**What the task requires:**
From the listing below, return each line that includes "Enterprise".

**The records:**
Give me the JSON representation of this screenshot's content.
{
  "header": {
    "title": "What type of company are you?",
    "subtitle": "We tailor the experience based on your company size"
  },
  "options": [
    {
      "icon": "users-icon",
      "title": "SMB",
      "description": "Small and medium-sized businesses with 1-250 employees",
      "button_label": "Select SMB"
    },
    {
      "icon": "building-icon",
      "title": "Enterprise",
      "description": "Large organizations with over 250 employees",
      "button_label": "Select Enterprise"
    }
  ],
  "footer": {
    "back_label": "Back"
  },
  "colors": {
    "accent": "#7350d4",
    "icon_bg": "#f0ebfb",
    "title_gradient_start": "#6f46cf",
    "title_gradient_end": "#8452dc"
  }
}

**Completed task:**
      "title": "Enterprise",
      "button_label": "Select Enterprise"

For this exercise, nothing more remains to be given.